- [WORK REQUIRED] All the data should be repeated exactly. Any image in it is left out.
★ ★ ★ ★ ★ ★ ★
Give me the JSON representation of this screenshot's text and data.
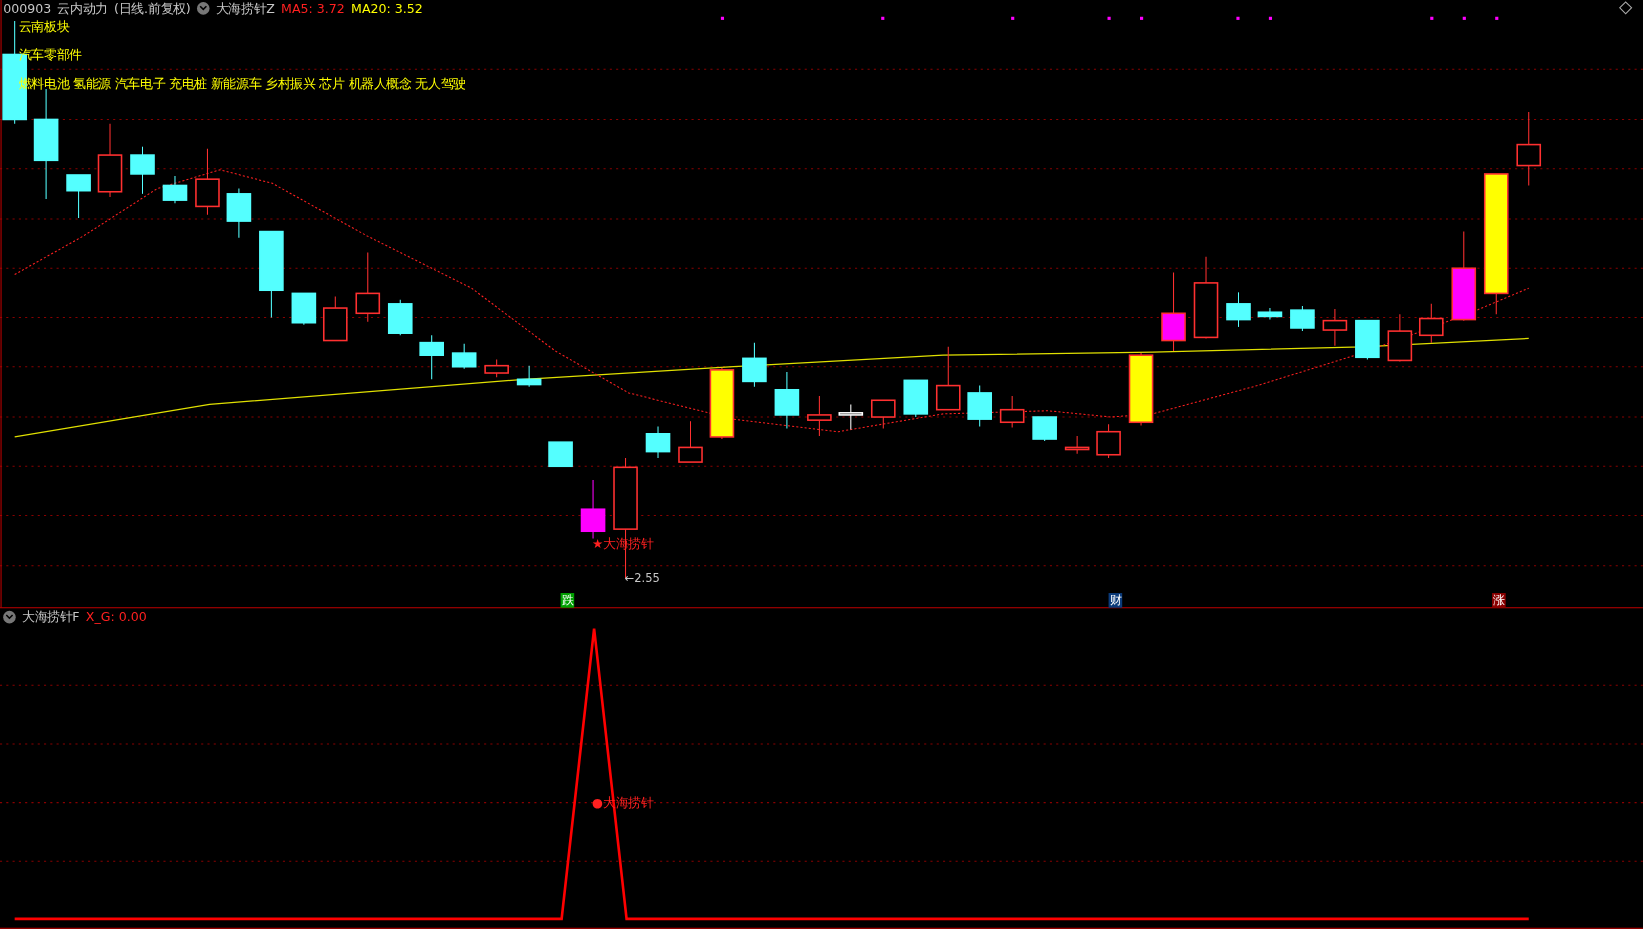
{
  "header": {
    "code": "000903",
    "name": "云内动力",
    "period": "(日线.前复权)",
    "indicator": "大海捞针Z",
    "ma5": "MA5: 3.72",
    "ma20": "MA20: 3.52"
  },
  "concepts": [
    "云南板块",
    "汽车零部件",
    "燃料电池 氢能源 汽车电子 充电桩 新能源车 乡村振兴 芯片 机器人概念 无人驾驶"
  ],
  "signal": {
    "label": "★大海捞针",
    "low": "←2.55"
  },
  "markers": [
    {
      "text": "跌",
      "color": "#00a000"
    },
    {
      "text": "财",
      "color": "#0a3a7a"
    },
    {
      "text": "涨",
      "color": "#8a0000"
    }
  ],
  "lower": {
    "indicator": "大海捞针F",
    "value": "X_G: 0.00",
    "dot_label": "●大海捞针"
  }
}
★ ★ ★ ★ ★ ★ ★
- [EXERCISE RESPONSE]
Give me the JSON representation of this screenshot's text and data.
{
  "header": {
    "code": "000903",
    "name": "云内动力",
    "period": "(日线.前复权)",
    "indicator": "大海捞针Z",
    "ma5": "MA5: 3.72",
    "ma20": "MA20: 3.52"
  },
  "concepts": [
    "云南板块",
    "汽车零部件",
    "燃料电池 氢能源 汽车电子 充电桩 新能源车 乡村振兴 芯片 机器人概念 无人驾驶"
  ],
  "signal": {
    "label": "★大海捞针",
    "low": "←2.55"
  },
  "markers": [
    {
      "text": "跌",
      "color": "#00a000"
    },
    {
      "text": "财",
      "color": "#0a3a7a"
    },
    {
      "text": "涨",
      "color": "#8a0000"
    }
  ],
  "lower": {
    "indicator": "大海捞针F",
    "value": "X_G: 0.00",
    "dot_label": "●大海捞针"
  }
}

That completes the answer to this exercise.